Leaving the pictures aside, transcribe every line below exactly.
──────────────────────────────
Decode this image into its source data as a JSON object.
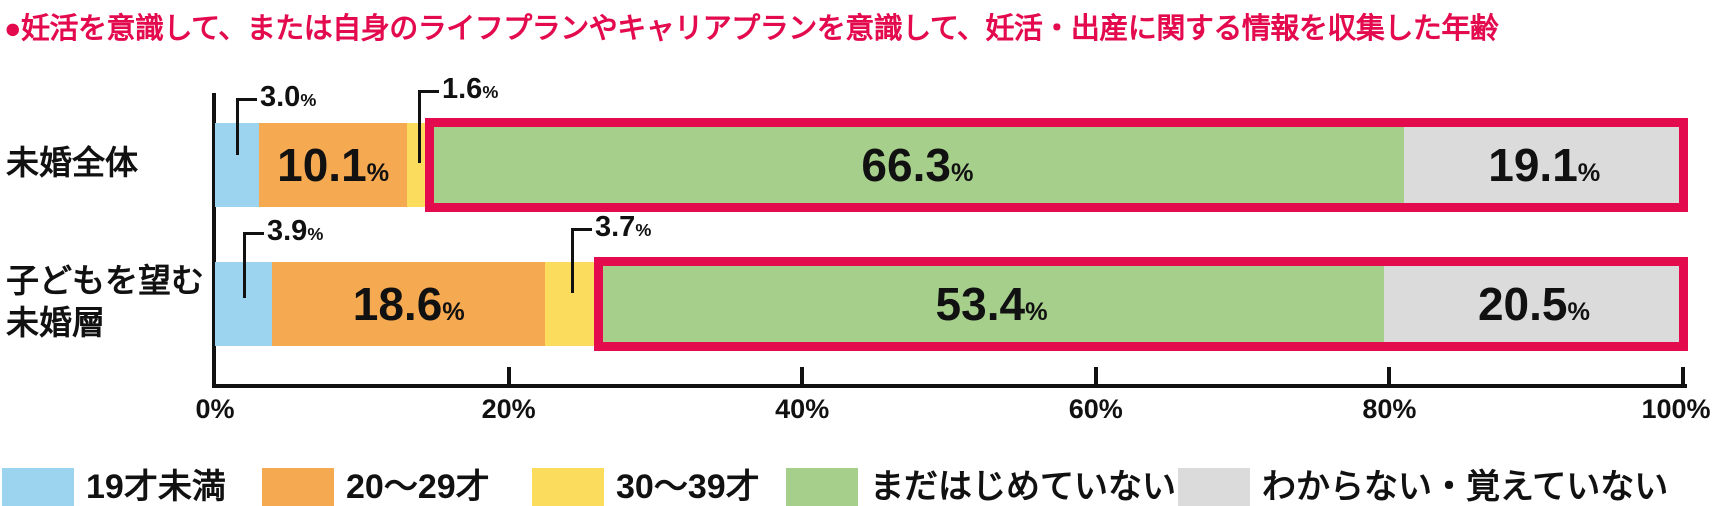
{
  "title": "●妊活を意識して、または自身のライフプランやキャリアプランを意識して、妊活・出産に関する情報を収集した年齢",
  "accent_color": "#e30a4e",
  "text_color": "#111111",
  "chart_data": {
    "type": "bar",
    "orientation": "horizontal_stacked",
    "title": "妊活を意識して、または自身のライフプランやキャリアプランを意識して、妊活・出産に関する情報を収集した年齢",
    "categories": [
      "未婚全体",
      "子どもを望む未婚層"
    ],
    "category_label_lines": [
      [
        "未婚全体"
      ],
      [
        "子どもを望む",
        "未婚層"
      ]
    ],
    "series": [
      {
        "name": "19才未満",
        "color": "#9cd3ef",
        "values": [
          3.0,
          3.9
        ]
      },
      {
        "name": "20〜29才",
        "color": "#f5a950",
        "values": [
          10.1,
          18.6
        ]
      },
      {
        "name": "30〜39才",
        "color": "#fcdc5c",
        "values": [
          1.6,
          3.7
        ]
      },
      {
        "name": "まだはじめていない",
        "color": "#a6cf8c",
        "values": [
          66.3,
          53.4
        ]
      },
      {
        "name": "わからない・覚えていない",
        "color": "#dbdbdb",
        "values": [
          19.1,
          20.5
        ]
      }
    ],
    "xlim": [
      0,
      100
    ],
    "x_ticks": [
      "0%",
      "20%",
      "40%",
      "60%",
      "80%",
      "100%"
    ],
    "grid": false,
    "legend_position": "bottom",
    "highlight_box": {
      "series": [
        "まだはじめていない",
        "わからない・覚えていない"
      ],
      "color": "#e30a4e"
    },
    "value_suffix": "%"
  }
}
──────────────────────────────
Result -
Decode this image into its source data as a JSON object.
{
  "title": "●妊活を意識して、または自身のライフプランやキャリアプランを意識して、妊活・出産に関する情報を収集した年齢",
  "accent_color": "#e30a4e",
  "text_color": "#111111",
  "chart_data": {
    "type": "bar",
    "orientation": "horizontal_stacked",
    "title": "妊活を意識して、または自身のライフプランやキャリアプランを意識して、妊活・出産に関する情報を収集した年齢",
    "categories": [
      "未婚全体",
      "子どもを望む未婚層"
    ],
    "category_label_lines": [
      [
        "未婚全体"
      ],
      [
        "子どもを望む",
        "未婚層"
      ]
    ],
    "series": [
      {
        "name": "19才未満",
        "color": "#9cd3ef",
        "values": [
          3.0,
          3.9
        ]
      },
      {
        "name": "20〜29才",
        "color": "#f5a950",
        "values": [
          10.1,
          18.6
        ]
      },
      {
        "name": "30〜39才",
        "color": "#fcdc5c",
        "values": [
          1.6,
          3.7
        ]
      },
      {
        "name": "まだはじめていない",
        "color": "#a6cf8c",
        "values": [
          66.3,
          53.4
        ]
      },
      {
        "name": "わからない・覚えていない",
        "color": "#dbdbdb",
        "values": [
          19.1,
          20.5
        ]
      }
    ],
    "xlim": [
      0,
      100
    ],
    "x_ticks": [
      "0%",
      "20%",
      "40%",
      "60%",
      "80%",
      "100%"
    ],
    "grid": false,
    "legend_position": "bottom",
    "highlight_box": {
      "series": [
        "まだはじめていない",
        "わからない・覚えていない"
      ],
      "color": "#e30a4e"
    },
    "value_suffix": "%"
  }
}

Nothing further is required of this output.